====== Exercise inputs
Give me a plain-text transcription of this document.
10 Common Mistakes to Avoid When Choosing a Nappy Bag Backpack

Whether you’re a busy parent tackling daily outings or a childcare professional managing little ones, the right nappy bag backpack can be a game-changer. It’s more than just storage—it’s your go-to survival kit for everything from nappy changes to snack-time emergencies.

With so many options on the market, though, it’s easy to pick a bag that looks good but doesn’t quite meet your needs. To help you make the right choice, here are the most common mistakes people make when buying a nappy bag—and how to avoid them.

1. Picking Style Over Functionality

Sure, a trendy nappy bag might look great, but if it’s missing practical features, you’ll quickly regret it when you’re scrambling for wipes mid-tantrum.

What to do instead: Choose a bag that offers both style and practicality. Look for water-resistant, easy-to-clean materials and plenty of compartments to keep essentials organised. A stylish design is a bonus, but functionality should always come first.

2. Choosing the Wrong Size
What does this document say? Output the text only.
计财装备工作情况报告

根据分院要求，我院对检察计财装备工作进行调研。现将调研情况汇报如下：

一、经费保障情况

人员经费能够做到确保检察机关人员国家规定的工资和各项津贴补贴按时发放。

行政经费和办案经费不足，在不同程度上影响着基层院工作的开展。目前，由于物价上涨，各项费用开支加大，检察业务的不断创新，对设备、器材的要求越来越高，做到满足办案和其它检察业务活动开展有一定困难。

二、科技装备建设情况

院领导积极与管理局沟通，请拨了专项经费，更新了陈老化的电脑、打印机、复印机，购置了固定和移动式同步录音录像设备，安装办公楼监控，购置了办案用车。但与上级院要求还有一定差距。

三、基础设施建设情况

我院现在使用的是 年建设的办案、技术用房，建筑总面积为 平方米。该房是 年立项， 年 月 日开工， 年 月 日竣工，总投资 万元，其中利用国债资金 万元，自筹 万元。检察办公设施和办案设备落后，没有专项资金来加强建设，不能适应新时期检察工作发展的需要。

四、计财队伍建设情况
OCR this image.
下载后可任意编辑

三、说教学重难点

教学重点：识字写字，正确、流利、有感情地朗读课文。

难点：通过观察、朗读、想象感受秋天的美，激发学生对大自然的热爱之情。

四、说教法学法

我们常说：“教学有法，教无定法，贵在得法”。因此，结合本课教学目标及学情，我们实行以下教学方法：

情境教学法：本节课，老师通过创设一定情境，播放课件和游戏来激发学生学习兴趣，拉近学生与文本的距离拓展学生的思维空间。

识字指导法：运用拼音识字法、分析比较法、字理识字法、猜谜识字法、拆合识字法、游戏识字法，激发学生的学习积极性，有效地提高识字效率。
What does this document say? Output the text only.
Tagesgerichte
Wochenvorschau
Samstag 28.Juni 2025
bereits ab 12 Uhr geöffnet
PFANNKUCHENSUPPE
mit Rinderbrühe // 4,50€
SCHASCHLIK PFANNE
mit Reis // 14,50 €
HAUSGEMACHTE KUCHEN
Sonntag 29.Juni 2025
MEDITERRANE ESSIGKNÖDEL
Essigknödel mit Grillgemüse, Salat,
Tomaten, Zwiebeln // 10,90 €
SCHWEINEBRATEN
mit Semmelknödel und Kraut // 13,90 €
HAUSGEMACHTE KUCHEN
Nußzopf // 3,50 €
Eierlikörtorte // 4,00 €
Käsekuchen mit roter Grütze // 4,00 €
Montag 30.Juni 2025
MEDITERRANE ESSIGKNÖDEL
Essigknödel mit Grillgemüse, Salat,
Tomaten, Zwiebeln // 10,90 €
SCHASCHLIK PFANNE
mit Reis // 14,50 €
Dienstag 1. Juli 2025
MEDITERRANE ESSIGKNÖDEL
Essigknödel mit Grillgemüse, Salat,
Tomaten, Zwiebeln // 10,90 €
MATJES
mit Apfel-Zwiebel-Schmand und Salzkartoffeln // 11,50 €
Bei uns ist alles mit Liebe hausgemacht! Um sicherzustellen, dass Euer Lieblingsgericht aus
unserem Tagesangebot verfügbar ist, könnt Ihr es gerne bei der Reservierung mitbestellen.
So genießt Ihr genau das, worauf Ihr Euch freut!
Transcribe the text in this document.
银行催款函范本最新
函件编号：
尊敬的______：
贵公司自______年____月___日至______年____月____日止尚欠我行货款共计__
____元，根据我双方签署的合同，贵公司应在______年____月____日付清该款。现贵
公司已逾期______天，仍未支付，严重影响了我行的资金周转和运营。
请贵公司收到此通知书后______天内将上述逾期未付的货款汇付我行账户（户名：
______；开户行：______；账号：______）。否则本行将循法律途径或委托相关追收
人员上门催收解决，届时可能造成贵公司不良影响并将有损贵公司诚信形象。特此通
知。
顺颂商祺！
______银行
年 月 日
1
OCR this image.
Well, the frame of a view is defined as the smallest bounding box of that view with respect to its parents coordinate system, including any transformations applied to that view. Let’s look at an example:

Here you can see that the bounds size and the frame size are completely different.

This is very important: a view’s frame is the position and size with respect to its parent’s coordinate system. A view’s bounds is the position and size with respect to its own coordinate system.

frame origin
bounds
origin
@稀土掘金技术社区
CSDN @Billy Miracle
============
§ Aim of the task: Reproduce the entries above in full by retyping them exactly.

§ The reply:
Give me a plain-text transcription of this document.
10 Common Mistakes to Avoid When Choosing a Nappy Bag Backpack

Whether you’re a busy parent tackling daily outings or a childcare professional managing little ones, the right nappy bag backpack can be a game-changer. It’s more than just storage—it’s your go-to survival kit for everything from nappy changes to snack-time emergencies.

With so many options on the market, though, it’s easy to pick a bag that looks good but doesn’t quite meet your needs. To help you make the right choice, here are the most common mistakes people make when buying a nappy bag—and how to avoid them.

1. Picking Style Over Functionality

Sure, a trendy nappy bag might look great, but if it’s missing practical features, you’ll quickly regret it when you’re scrambling for wipes mid-tantrum.

What to do instead: Choose a bag that offers both style and practicality. Look for water-resistant, easy-to-clean materials and plenty of compartments to keep essentials organised. A stylish design is a bonus, but functionality should always come first.

2. Choosing the Wrong Size
What does this document say? Output the text only.
计财装备工作情况报告

根据分院要求，我院对检察计财装备工作进行调研。现将调研情况汇报如下：

一、经费保障情况

人员经费能够做到确保检察机关人员国家规定的工资和各项津贴补贴按时发放。

行政经费和办案经费不足，在不同程度上影响着基层院工作的开展。目前，由于物价上涨，各项费用开支加大，检察业务的不断创新，对设备、器材的要求越来越高，做到满足办案和其它检察业务活动开展有一定困难。

二、科技装备建设情况

院领导积极与管理局沟通，请拨了专项经费，更新了陈老化的电脑、打印机、复印机，购置了固定和移动式同步录音录像设备，安装办公楼监控，购置了办案用车。但与上级院要求还有一定差距。

三、基础设施建设情况

我院现在使用的是 年建设的办案、技术用房，建筑总面积为 平方米。该房是 年立项， 年 月 日开工， 年 月 日竣工，总投资 万元，其中利用国债资金 万元，自筹 万元。检察办公设施和办案设备落后，没有专项资金来加强建设，不能适应新时期检察工作发展的需要。

四、计财队伍建设情况
OCR this image.
下载后可任意编辑

三、说教学重难点

教学重点：识字写字，正确、流利、有感情地朗读课文。

难点：通过观察、朗读、想象感受秋天的美，激发学生对大自然的热爱之情。

四、说教法学法

我们常说：“教学有法，教无定法，贵在得法”。因此，结合本课教学目标及学情，我们实行以下教学方法：

情境教学法：本节课，老师通过创设一定情境，播放课件和游戏来激发学生学习兴趣，拉近学生与文本的距离拓展学生的思维空间。

识字指导法：运用拼音识字法、分析比较法、字理识字法、猜谜识字法、拆合识字法、游戏识字法，激发学生的学习积极性，有效地提高识字效率。
What does this document say? Output the text only.
Tagesgerichte
Wochenvorschau
Samstag 28.Juni 2025
bereits ab 12 Uhr geöffnet
PFANNKUCHENSUPPE
mit Rinderbrühe // 4,50€
SCHASCHLIK PFANNE
mit Reis // 14,50 €
HAUSGEMACHTE KUCHEN
Sonntag 29.Juni 2025
MEDITERRANE ESSIGKNÖDEL
Essigknödel mit Grillgemüse, Salat,
Tomaten, Zwiebeln // 10,90 €
SCHWEINEBRATEN
mit Semmelknödel und Kraut // 13,90 €
HAUSGEMACHTE KUCHEN
Nußzopf // 3,50 €
Eierlikörtorte // 4,00 €
Käsekuchen mit roter Grütze // 4,00 €
Montag 30.Juni 2025
MEDITERRANE ESSIGKNÖDEL
Essigknödel mit Grillgemüse, Salat,
Tomaten, Zwiebeln // 10,90 €
SCHASCHLIK PFANNE
mit Reis // 14,50 €
Dienstag 1. Juli 2025
MEDITERRANE ESSIGKNÖDEL
Essigknödel mit Grillgemüse, Salat,
Tomaten, Zwiebeln // 10,90 €
MATJES
mit Apfel-Zwiebel-Schmand und Salzkartoffeln // 11,50 €
Bei uns ist alles mit Liebe hausgemacht! Um sicherzustellen, dass Euer Lieblingsgericht aus
unserem Tagesangebot verfügbar ist, könnt Ihr es gerne bei der Reservierung mitbestellen.
So genießt Ihr genau das, worauf Ihr Euch freut!
Transcribe the text in this document.
银行催款函范本最新
函件编号：
尊敬的______：
贵公司自______年____月___日至______年____月____日止尚欠我行货款共计__
____元，根据我双方签署的合同，贵公司应在______年____月____日付清该款。现贵
公司已逾期______天，仍未支付，严重影响了我行的资金周转和运营。
请贵公司收到此通知书后______天内将上述逾期未付的货款汇付我行账户（户名：
______；开户行：______；账号：______）。否则本行将循法律途径或委托相关追收
人员上门催收解决，届时可能造成贵公司不良影响并将有损贵公司诚信形象。特此通
知。
顺颂商祺！
______银行
年 月 日
1
OCR this image.
Well, the frame of a view is defined as the smallest bounding box of that view with respect to its parents coordinate system, including any transformations applied to that view. Let’s look at an example:

Here you can see that the bounds size and the frame size are completely different.

This is very important: a view’s frame is the position and size with respect to its parent’s coordinate system. A view’s bounds is the position and size with respect to its own coordinate system.

frame origin
bounds
origin
@稀土掘金技术社区
CSDN @Billy Miracle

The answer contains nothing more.